◆ **Required work**
In the entries below, find the lines with the word "temperature" and copy them.

◆ **Data lines**
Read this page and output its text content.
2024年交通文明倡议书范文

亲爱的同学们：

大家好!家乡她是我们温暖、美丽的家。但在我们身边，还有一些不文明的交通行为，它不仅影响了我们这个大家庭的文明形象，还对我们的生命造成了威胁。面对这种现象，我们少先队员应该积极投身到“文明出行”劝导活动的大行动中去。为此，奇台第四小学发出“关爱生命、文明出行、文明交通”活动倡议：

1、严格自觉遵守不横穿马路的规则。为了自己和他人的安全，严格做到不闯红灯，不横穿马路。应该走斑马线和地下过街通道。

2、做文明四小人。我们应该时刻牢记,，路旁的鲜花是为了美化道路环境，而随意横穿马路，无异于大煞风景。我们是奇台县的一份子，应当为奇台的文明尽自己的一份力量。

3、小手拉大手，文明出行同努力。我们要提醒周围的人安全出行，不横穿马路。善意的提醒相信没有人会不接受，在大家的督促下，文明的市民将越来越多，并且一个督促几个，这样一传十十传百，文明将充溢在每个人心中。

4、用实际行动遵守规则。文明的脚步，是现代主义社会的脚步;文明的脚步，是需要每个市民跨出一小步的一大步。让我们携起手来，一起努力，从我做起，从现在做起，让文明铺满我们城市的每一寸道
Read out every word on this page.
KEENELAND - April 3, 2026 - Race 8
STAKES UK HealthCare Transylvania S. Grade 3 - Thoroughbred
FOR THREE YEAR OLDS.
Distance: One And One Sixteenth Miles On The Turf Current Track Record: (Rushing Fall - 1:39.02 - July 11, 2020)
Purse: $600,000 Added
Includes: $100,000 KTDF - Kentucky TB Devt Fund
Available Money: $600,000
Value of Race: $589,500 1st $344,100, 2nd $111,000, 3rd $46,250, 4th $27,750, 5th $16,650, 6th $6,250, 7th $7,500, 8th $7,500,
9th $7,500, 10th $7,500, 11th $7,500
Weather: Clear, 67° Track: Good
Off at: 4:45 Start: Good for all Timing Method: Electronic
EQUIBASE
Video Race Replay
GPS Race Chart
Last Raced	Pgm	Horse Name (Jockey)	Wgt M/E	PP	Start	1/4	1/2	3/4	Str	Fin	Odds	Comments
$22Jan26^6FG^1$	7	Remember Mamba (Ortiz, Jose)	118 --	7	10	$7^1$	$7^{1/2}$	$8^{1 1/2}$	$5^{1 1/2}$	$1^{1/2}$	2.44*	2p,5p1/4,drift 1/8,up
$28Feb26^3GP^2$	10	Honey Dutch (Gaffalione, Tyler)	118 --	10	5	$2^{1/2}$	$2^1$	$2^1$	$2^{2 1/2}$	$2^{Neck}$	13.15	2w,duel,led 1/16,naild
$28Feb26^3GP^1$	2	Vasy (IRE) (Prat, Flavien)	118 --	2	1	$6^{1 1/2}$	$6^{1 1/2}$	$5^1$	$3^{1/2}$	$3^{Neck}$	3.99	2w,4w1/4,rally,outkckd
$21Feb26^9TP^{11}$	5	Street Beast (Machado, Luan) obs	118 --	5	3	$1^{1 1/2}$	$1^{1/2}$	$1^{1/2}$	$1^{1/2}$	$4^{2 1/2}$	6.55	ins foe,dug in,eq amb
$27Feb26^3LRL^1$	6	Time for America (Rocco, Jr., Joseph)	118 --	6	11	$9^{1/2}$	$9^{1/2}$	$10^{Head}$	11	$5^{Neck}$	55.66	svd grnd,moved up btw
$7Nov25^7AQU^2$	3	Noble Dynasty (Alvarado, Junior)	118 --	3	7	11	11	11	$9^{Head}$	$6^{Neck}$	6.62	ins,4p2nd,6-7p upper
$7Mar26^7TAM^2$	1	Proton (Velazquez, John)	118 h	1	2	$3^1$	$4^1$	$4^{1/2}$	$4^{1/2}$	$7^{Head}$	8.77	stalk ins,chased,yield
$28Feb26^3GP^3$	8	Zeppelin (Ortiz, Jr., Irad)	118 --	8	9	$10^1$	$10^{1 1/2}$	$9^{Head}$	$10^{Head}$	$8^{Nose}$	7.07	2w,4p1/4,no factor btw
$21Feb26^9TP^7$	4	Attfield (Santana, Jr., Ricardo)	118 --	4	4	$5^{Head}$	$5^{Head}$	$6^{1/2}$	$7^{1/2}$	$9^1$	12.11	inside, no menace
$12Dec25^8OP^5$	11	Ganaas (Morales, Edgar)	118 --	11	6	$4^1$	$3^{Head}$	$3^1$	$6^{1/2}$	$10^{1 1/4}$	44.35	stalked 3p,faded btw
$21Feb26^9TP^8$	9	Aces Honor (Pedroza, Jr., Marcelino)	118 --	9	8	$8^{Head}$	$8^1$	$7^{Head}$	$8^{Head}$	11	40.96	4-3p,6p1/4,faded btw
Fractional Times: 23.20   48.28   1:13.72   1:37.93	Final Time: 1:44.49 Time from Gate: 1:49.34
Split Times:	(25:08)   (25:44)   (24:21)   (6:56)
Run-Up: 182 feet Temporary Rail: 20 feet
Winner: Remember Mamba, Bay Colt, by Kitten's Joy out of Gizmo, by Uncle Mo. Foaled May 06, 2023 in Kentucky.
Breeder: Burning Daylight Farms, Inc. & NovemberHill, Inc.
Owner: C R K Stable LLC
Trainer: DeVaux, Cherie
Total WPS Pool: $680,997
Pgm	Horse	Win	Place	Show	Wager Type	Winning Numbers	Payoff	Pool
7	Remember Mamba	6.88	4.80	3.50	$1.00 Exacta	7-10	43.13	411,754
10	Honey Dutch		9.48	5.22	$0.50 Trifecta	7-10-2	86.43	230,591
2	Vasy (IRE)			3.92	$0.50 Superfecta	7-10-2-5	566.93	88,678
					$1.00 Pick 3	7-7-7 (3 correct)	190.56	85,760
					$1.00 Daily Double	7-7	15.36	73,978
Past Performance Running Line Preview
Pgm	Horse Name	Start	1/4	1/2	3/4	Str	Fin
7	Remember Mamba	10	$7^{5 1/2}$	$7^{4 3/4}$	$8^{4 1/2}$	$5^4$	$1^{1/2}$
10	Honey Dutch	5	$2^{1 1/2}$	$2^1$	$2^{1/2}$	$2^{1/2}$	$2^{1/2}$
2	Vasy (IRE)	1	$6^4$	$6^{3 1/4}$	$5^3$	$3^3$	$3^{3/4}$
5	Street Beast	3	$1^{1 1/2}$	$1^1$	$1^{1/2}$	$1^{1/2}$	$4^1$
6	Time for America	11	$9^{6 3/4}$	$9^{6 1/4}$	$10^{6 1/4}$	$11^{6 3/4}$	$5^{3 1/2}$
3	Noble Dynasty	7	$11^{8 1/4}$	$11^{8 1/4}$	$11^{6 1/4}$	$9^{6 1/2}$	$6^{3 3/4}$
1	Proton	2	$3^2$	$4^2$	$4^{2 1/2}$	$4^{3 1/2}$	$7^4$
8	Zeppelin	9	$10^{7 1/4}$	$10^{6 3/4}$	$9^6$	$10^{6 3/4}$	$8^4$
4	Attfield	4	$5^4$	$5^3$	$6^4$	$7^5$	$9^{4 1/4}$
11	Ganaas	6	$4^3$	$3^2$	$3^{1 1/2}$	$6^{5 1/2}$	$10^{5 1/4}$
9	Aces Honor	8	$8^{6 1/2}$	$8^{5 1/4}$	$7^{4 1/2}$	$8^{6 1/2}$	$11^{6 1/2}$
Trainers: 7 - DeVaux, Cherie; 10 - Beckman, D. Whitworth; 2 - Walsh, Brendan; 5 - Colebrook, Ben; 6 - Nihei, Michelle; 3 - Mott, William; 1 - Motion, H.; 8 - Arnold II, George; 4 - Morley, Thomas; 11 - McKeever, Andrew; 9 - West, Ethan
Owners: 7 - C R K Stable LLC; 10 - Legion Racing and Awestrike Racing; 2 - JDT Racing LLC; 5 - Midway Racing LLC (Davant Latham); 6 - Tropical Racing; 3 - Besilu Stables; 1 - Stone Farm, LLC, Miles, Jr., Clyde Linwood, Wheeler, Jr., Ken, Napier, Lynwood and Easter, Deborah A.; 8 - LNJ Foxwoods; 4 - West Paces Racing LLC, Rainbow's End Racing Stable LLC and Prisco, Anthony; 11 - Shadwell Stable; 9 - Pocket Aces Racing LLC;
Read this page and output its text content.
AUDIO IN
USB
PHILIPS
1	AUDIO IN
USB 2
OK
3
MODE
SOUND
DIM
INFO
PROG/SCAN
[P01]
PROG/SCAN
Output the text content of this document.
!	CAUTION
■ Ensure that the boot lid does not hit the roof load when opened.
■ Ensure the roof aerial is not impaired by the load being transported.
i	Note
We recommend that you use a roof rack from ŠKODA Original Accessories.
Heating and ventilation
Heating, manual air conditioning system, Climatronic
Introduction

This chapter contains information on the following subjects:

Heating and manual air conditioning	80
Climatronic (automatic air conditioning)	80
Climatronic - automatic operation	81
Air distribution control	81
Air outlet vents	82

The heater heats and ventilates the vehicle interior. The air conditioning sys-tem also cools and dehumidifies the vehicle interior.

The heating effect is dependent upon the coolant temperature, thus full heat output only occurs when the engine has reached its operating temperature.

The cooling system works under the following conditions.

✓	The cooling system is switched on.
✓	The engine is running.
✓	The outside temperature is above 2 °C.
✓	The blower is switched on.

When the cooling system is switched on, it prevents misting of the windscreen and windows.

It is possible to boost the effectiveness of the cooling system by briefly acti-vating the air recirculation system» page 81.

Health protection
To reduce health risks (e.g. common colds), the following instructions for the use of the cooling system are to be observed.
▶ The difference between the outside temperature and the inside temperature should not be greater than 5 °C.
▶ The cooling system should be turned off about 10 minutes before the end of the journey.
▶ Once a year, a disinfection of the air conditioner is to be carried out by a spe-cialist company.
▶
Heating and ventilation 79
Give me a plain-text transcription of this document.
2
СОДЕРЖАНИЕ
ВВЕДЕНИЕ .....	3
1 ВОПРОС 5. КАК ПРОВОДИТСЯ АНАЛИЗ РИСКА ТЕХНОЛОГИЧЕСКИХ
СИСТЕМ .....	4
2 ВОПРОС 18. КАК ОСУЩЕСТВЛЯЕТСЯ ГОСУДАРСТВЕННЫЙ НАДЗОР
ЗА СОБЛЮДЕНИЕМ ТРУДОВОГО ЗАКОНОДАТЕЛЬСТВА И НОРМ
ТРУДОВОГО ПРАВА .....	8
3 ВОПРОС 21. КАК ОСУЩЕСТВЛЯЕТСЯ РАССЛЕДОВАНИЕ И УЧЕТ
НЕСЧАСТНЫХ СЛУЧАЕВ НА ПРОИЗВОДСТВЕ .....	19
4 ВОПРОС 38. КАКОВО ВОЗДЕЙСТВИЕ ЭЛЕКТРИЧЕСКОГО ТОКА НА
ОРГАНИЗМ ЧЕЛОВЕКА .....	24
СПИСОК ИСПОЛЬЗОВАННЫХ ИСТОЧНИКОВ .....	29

◆ **Full output**
The heating effect is dependent upon the coolant temperature, thus full heat output only occurs when the engine has reached its operating temperature.
✓	The outside temperature is above 2 °C.
▶ The difference between the outside temperature and the inside temperature should not be greater than 5 °C.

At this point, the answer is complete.